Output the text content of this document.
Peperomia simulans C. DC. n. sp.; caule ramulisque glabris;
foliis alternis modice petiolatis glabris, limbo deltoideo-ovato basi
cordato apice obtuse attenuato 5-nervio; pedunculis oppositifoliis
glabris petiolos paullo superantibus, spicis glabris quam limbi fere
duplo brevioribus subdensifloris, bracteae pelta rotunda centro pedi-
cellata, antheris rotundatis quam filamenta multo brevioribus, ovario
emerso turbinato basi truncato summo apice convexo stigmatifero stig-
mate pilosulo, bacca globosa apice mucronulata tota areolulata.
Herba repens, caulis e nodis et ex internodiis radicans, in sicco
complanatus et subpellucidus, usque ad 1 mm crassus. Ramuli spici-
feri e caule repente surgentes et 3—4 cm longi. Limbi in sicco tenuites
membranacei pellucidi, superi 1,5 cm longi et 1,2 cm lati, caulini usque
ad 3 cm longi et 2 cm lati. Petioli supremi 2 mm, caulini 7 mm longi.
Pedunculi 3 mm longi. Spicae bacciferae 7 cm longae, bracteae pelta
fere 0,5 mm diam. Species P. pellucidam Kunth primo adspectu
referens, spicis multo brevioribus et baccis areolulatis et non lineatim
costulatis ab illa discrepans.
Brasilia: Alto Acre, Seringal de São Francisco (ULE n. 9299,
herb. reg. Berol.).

» Instructions for the task:
Please reproduce all of the entries exactly as they stand.

» The solution:
Output the text content of this document.
Peperomia simulans C. DC. n. sp.; caule ramulisque glabris;
foliis alternis modice petiolatis glabris, limbo deltoideo-ovato basi
cordato apice obtuse attenuato 5-nervio; pedunculis oppositifoliis
glabris petiolos paullo superantibus, spicis glabris quam limbi fere
duplo brevioribus subdensifloris, bracteae pelta rotunda centro pedi-
cellata, antheris rotundatis quam filamenta multo brevioribus, ovario
emerso turbinato basi truncato summo apice convexo stigmatifero stig-
mate pilosulo, bacca globosa apice mucronulata tota areolulata.
Herba repens, caulis e nodis et ex internodiis radicans, in sicco
complanatus et subpellucidus, usque ad 1 mm crassus. Ramuli spici-
feri e caule repente surgentes et 3—4 cm longi. Limbi in sicco tenuites
membranacei pellucidi, superi 1,5 cm longi et 1,2 cm lati, caulini usque
ad 3 cm longi et 2 cm lati. Petioli supremi 2 mm, caulini 7 mm longi.
Pedunculi 3 mm longi. Spicae bacciferae 7 cm longae, bracteae pelta
fere 0,5 mm diam. Species P. pellucidam Kunth primo adspectu
referens, spicis multo brevioribus et baccis areolulatis et non lineatim
costulatis ab illa discrepans.
Brasilia: Alto Acre, Seringal de São Francisco (ULE n. 9299,
herb. reg. Berol.).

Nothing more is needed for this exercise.